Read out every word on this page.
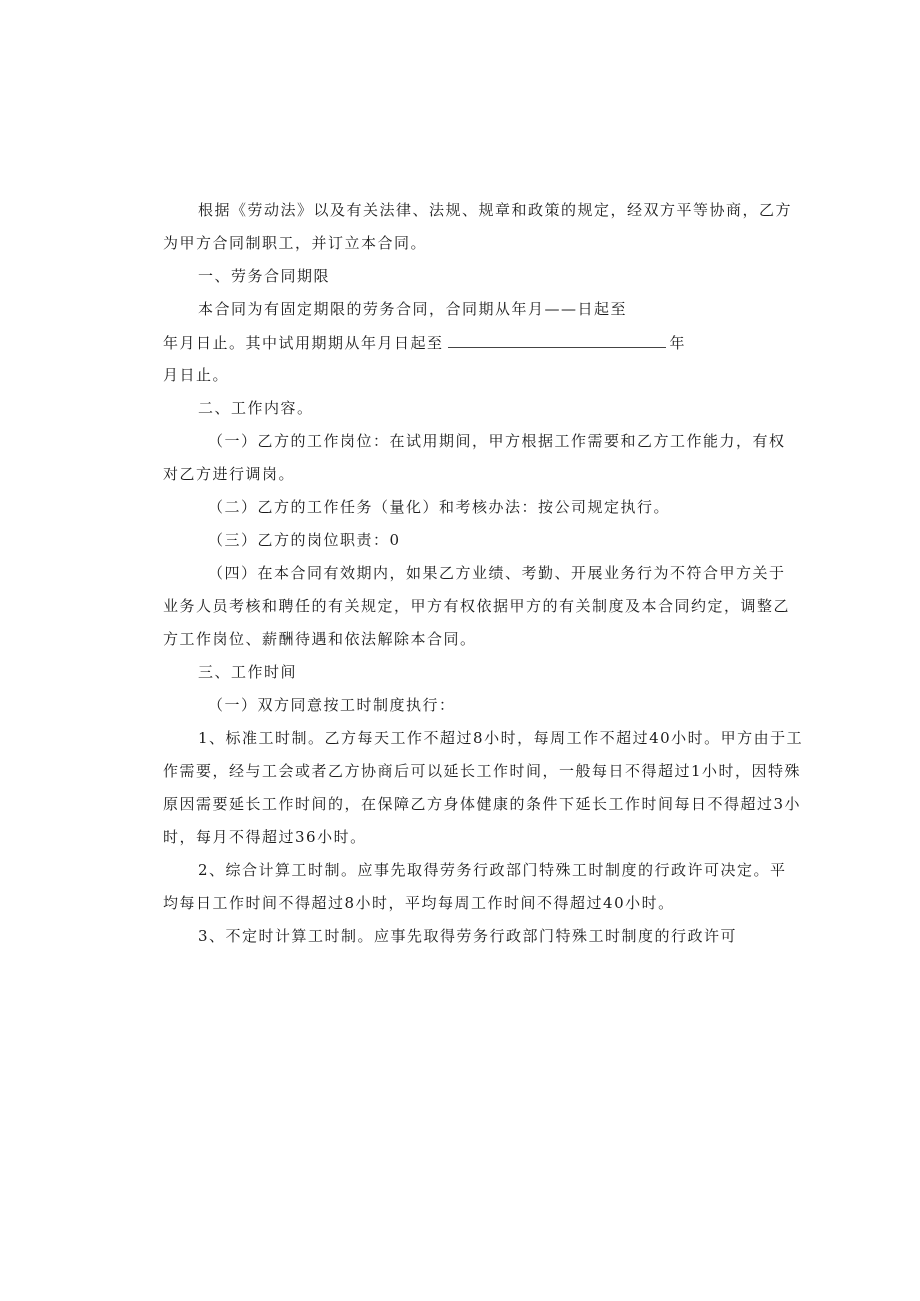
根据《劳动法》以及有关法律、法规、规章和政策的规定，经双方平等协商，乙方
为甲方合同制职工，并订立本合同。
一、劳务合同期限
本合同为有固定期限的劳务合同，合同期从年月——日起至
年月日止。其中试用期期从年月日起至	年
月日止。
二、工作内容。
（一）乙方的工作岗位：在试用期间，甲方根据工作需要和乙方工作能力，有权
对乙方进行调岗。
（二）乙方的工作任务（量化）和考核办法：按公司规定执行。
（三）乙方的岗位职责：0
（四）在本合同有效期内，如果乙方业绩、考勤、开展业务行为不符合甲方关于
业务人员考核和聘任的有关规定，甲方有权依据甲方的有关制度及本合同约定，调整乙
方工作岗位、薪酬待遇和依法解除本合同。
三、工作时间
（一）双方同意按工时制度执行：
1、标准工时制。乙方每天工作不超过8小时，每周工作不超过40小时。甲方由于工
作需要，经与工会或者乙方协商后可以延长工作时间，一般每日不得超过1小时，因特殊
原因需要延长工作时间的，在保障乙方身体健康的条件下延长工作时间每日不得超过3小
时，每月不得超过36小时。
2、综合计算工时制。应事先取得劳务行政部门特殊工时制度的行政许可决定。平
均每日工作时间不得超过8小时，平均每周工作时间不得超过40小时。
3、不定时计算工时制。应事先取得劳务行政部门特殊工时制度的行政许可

> _Set exercise_:
Write out every line above exactly as it is, leaving out the pictures.

> _The result_:
Read out every word on this page.
根据《劳动法》以及有关法律、法规、规章和政策的规定，经双方平等协商，乙方
为甲方合同制职工，并订立本合同。
一、劳务合同期限
本合同为有固定期限的劳务合同，合同期从年月——日起至
年月日止。其中试用期期从年月日起至	年
月日止。
二、工作内容。
（一）乙方的工作岗位：在试用期间，甲方根据工作需要和乙方工作能力，有权
对乙方进行调岗。
（二）乙方的工作任务（量化）和考核办法：按公司规定执行。
（三）乙方的岗位职责：0
（四）在本合同有效期内，如果乙方业绩、考勤、开展业务行为不符合甲方关于
业务人员考核和聘任的有关规定，甲方有权依据甲方的有关制度及本合同约定，调整乙
方工作岗位、薪酬待遇和依法解除本合同。
三、工作时间
（一）双方同意按工时制度执行：
1、标准工时制。乙方每天工作不超过8小时，每周工作不超过40小时。甲方由于工
作需要，经与工会或者乙方协商后可以延长工作时间，一般每日不得超过1小时，因特殊
原因需要延长工作时间的，在保障乙方身体健康的条件下延长工作时间每日不得超过3小
时，每月不得超过36小时。
2、综合计算工时制。应事先取得劳务行政部门特殊工时制度的行政许可决定。平
均每日工作时间不得超过8小时，平均每周工作时间不得超过40小时。
3、不定时计算工时制。应事先取得劳务行政部门特殊工时制度的行政许可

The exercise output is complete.